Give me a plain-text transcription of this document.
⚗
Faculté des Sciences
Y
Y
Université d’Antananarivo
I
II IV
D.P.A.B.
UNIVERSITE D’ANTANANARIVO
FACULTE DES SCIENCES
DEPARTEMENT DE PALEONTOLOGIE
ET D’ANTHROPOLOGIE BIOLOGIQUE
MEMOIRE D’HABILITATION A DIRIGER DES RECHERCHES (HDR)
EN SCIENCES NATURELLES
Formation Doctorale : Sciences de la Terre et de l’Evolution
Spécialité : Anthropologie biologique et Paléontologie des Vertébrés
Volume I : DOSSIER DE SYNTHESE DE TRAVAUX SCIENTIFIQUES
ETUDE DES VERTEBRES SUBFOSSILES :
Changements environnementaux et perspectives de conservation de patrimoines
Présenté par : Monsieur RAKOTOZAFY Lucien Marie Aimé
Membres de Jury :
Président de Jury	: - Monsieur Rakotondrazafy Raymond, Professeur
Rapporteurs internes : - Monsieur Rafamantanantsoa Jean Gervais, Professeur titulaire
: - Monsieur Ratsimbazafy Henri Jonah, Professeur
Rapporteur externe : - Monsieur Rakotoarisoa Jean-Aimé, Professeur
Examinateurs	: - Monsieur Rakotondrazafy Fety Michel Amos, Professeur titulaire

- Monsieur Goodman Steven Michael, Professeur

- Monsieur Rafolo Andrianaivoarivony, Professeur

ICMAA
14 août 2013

☆ ☆ ☆ ☆ ☆ ☆ ☆

=== STATED EXERCISE ===
Provide the number of lines in these entries that hold the word "Jean", without any accompanying text.

=== THE REPLY ===
2